## [Information supplied]

-- Begin --

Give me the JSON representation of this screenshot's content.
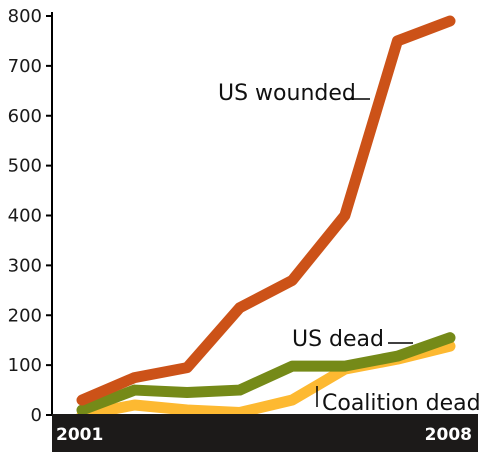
{
  "chart_data": {
    "type": "line",
    "title": "",
    "xlabel": "",
    "ylabel": "",
    "x": [
      2001,
      2002,
      2003,
      2004,
      2005,
      2006,
      2007,
      2008
    ],
    "x_tick_labels": [
      "2001",
      "2008"
    ],
    "ylim": [
      0,
      800
    ],
    "y_ticks": [
      0,
      100,
      200,
      300,
      400,
      500,
      600,
      700,
      800
    ],
    "grid": false,
    "legend": "inline-labels",
    "series": [
      {
        "name": "US wounded",
        "color": "#cc5218",
        "values": [
          30,
          75,
          95,
          215,
          270,
          400,
          750,
          790
        ]
      },
      {
        "name": "US dead",
        "color": "#758a18",
        "values": [
          10,
          50,
          45,
          50,
          98,
          98,
          118,
          155
        ]
      },
      {
        "name": "Coalition dead",
        "color": "#fdb931",
        "values": [
          0,
          20,
          10,
          5,
          30,
          92,
          112,
          138
        ]
      }
    ]
  }
}
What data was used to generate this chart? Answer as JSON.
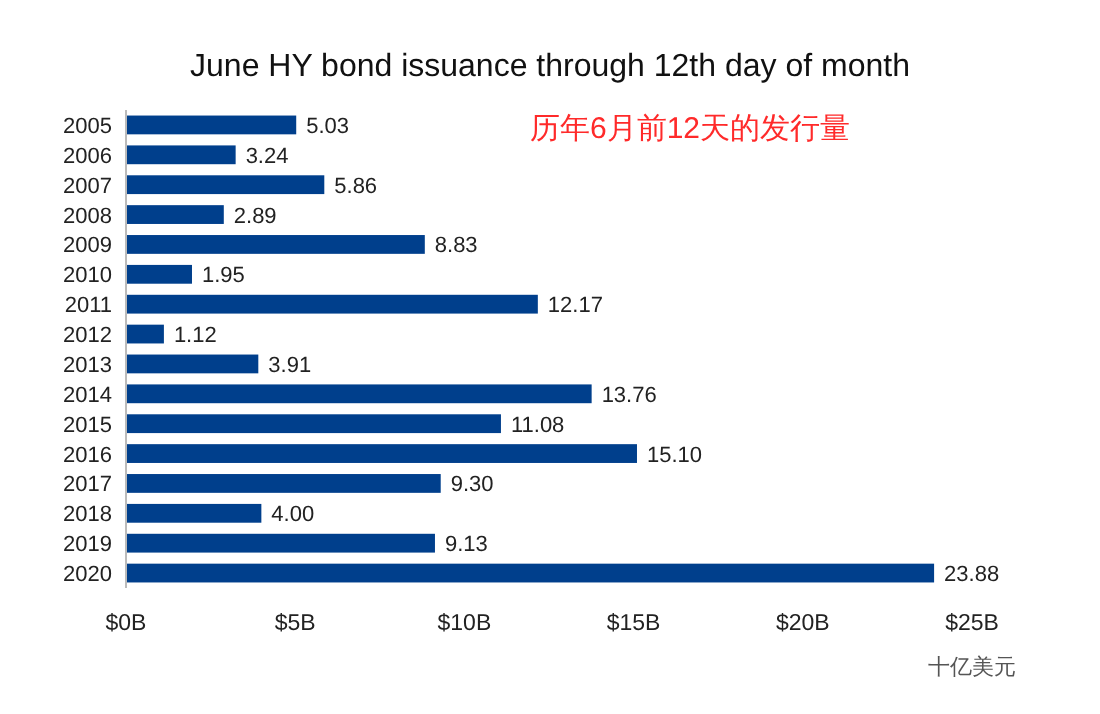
{
  "chart_data": {
    "type": "bar",
    "orientation": "horizontal",
    "title": "June HY bond issuance through 12th day of month",
    "xlabel": "十亿美元",
    "annotations": [
      "历年6月前12天的发行量"
    ],
    "categories": [
      "2005",
      "2006",
      "2007",
      "2008",
      "2009",
      "2010",
      "2011",
      "2012",
      "2013",
      "2014",
      "2015",
      "2016",
      "2017",
      "2018",
      "2019",
      "2020"
    ],
    "values": [
      5.03,
      3.24,
      5.86,
      2.89,
      8.83,
      1.95,
      12.17,
      1.12,
      3.91,
      13.76,
      11.08,
      15.1,
      9.3,
      4.0,
      9.13,
      23.88
    ],
    "value_labels": [
      "5.03",
      "3.24",
      "5.86",
      "2.89",
      "8.83",
      "1.95",
      "12.17",
      "1.12",
      "3.91",
      "13.76",
      "11.08",
      "15.10",
      "9.30",
      "4.00",
      "9.13",
      "23.88"
    ],
    "color": "#003f8c",
    "xlim": [
      0,
      25
    ],
    "xticks": [
      {
        "value": 0,
        "label": "$0B"
      },
      {
        "value": 5,
        "label": "$5B"
      },
      {
        "value": 10,
        "label": "$10B"
      },
      {
        "value": 15,
        "label": "$15B"
      },
      {
        "value": 20,
        "label": "$20B"
      },
      {
        "value": 25,
        "label": "$25B"
      }
    ],
    "grid": false
  }
}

-- End --

## [Exercise instructions]
Write out all the entries exactly, except for the pictures.

## [Expected output]
Give me the JSON representation of this screenshot's content.
{
  "chart_data": {
    "type": "line",
    "title": "",
    "xlabel": "",
    "ylabel": "",
    "x": [
      2001,
      2002,
      2003,
      2004,
      2005,
      2006,
      2007,
      2008
    ],
    "x_tick_labels": [
      "2001",
      "2008"
    ],
    "ylim": [
      0,
      800
    ],
    "y_ticks": [
      0,
      100,
      200,
      300,
      400,
      500,
      600,
      700,
      800
    ],
    "grid": false,
    "legend": "inline-labels",
    "series": [
      {
        "name": "US wounded",
        "color": "#cc5218",
        "values": [
          30,
          75,
          95,
          215,
          270,
          400,
          750,
          790
        ]
      },
      {
        "name": "US dead",
        "color": "#758a18",
        "values": [
          10,
          50,
          45,
          50,
          98,
          98,
          118,
          155
        ]
      },
      {
        "name": "Coalition dead",
        "color": "#fdb931",
        "values": [
          0,
          20,
          10,
          5,
          30,
          92,
          112,
          138
        ]
      }
    ]
  }
}
What data was used to generate this chart? Answer as JSON.
{
  "chart_data": {
    "type": "bar",
    "orientation": "horizontal",
    "title": "June HY bond issuance through 12th day of month",
    "xlabel": "十亿美元",
    "annotations": [
      "历年6月前12天的发行量"
    ],
    "categories": [
      "2005",
      "2006",
      "2007",
      "2008",
      "2009",
      "2010",
      "2011",
      "2012",
      "2013",
      "2014",
      "2015",
      "2016",
      "2017",
      "2018",
      "2019",
      "2020"
    ],
    "values": [
      5.03,
      3.24,
      5.86,
      2.89,
      8.83,
      1.95,
      12.17,
      1.12,
      3.91,
      13.76,
      11.08,
      15.1,
      9.3,
      4.0,
      9.13,
      23.88
    ],
    "value_labels": [
      "5.03",
      "3.24",
      "5.86",
      "2.89",
      "8.83",
      "1.95",
      "12.17",
      "1.12",
      "3.91",
      "13.76",
      "11.08",
      "15.10",
      "9.30",
      "4.00",
      "9.13",
      "23.88"
    ],
    "color": "#003f8c",
    "xlim": [
      0,
      25
    ],
    "xticks": [
      {
        "value": 0,
        "label": "$0B"
      },
      {
        "value": 5,
        "label": "$5B"
      },
      {
        "value": 10,
        "label": "$10B"
      },
      {
        "value": 15,
        "label": "$15B"
      },
      {
        "value": 20,
        "label": "$20B"
      },
      {
        "value": 25,
        "label": "$25B"
      }
    ],
    "grid": false
  }
}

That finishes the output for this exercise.